Task description: Every line below that mentions the word "Switzerland" should be copied out.
__________
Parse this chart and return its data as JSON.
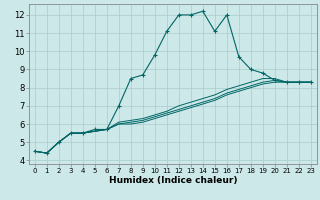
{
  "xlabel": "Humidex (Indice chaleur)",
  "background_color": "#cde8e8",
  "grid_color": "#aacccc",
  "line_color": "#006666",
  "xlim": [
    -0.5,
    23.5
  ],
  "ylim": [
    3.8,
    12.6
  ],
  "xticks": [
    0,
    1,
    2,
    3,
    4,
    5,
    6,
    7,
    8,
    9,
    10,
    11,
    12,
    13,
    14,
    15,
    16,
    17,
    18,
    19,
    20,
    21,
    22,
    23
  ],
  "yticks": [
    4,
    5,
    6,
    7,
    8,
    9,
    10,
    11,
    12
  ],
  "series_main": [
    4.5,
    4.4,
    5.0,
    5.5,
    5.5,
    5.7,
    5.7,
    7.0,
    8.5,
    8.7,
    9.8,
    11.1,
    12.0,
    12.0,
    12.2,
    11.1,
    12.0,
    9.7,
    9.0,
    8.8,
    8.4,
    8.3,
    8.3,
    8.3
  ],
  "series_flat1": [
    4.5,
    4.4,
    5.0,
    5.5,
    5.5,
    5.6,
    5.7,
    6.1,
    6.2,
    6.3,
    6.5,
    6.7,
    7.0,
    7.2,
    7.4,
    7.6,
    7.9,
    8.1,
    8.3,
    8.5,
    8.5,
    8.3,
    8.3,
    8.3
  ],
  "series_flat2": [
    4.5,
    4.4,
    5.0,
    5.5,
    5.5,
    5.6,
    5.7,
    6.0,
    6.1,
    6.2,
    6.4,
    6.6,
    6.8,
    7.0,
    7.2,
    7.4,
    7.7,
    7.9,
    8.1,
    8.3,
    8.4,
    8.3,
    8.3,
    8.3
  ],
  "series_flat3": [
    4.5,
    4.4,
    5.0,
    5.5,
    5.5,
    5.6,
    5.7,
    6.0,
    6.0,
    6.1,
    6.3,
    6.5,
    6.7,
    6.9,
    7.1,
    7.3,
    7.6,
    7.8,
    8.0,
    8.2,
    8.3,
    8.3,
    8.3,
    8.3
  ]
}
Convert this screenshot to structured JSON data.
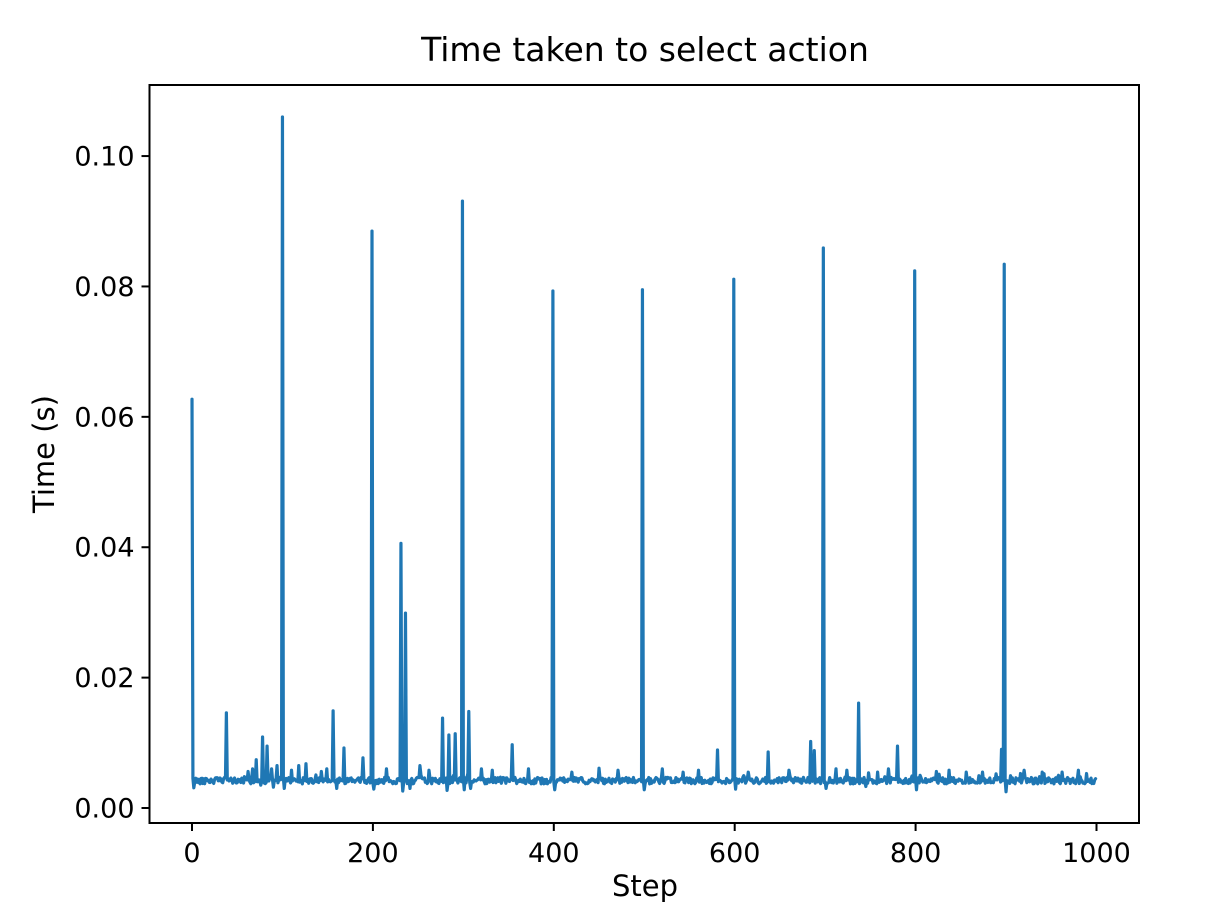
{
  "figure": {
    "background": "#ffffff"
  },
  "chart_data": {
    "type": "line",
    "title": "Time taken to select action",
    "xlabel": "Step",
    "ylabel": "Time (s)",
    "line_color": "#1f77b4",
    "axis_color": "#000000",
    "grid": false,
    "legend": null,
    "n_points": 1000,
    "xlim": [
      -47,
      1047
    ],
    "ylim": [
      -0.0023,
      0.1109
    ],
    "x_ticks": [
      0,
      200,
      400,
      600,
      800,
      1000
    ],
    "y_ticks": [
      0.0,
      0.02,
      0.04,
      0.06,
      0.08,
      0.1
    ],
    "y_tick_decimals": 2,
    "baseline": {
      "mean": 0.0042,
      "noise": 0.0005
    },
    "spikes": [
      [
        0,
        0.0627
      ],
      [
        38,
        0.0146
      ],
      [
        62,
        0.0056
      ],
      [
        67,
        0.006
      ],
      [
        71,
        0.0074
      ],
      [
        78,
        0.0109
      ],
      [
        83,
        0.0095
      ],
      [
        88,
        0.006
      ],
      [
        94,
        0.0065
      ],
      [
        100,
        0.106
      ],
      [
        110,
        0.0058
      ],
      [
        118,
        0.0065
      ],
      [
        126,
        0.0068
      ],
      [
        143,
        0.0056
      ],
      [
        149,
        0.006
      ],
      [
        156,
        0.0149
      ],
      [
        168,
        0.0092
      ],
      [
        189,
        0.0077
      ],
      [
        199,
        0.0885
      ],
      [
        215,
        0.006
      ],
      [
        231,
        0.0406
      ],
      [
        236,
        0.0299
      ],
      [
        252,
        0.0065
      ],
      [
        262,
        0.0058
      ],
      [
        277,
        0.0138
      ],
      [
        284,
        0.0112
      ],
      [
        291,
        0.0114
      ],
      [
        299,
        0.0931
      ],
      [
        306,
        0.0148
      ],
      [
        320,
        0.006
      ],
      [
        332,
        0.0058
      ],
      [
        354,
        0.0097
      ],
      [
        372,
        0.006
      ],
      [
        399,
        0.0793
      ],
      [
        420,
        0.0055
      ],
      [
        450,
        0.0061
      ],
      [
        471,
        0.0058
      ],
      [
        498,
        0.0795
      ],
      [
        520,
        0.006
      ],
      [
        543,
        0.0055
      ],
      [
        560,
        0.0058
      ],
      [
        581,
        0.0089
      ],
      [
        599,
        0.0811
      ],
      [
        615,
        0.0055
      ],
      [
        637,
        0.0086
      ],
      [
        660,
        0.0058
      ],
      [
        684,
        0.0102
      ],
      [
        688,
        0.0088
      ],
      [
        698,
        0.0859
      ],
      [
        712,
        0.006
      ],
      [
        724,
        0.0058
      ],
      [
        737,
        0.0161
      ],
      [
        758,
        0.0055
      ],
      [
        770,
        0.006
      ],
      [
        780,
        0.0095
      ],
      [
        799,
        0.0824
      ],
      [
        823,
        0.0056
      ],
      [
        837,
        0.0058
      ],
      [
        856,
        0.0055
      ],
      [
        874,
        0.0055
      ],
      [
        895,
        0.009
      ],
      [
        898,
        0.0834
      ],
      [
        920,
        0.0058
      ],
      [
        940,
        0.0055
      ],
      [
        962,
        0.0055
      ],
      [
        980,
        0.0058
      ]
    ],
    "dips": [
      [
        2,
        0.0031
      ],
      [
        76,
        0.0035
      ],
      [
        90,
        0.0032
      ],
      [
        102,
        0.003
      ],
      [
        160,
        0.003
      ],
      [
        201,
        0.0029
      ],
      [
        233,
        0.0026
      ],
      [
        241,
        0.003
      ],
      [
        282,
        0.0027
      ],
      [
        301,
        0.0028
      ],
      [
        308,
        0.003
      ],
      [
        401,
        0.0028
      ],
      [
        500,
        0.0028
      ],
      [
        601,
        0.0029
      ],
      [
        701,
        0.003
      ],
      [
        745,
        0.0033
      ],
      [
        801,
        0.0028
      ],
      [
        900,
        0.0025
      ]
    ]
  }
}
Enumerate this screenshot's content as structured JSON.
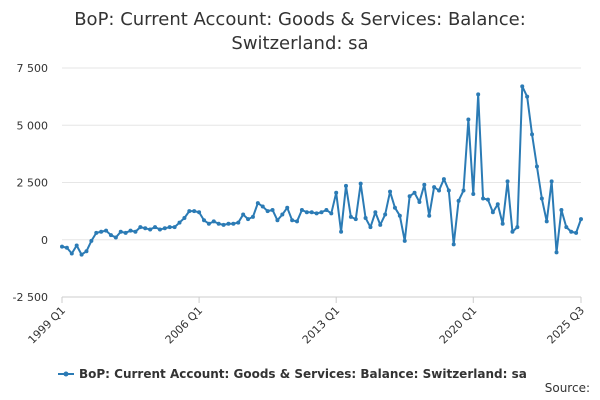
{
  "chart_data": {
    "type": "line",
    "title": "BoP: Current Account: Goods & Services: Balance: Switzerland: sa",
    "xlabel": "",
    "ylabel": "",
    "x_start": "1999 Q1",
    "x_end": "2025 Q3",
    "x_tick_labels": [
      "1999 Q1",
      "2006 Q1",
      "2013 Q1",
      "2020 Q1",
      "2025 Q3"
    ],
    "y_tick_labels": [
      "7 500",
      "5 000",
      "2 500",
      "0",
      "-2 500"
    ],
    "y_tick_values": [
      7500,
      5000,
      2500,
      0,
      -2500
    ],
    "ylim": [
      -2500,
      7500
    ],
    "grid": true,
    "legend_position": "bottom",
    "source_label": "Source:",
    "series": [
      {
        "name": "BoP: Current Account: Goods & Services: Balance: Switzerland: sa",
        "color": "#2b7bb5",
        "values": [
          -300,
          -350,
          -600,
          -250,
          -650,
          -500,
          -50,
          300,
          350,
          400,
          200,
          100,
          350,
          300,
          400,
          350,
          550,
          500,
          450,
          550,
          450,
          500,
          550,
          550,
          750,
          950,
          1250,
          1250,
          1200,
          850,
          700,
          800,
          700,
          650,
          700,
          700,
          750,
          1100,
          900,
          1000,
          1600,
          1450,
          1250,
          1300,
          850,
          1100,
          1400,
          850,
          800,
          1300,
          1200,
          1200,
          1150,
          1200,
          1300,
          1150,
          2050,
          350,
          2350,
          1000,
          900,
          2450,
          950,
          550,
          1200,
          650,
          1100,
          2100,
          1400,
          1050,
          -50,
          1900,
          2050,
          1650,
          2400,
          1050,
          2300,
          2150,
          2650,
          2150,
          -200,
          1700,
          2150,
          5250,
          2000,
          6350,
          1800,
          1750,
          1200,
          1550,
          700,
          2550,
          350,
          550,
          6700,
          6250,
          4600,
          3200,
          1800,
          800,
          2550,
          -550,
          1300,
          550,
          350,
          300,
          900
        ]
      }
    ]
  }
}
__________
Exercise output:
    "title": "BoP: Current Account: Goods & Services: Balance: Switzerland: sa",
        "name": "BoP: Current Account: Goods & Services: Balance: Switzerland: sa",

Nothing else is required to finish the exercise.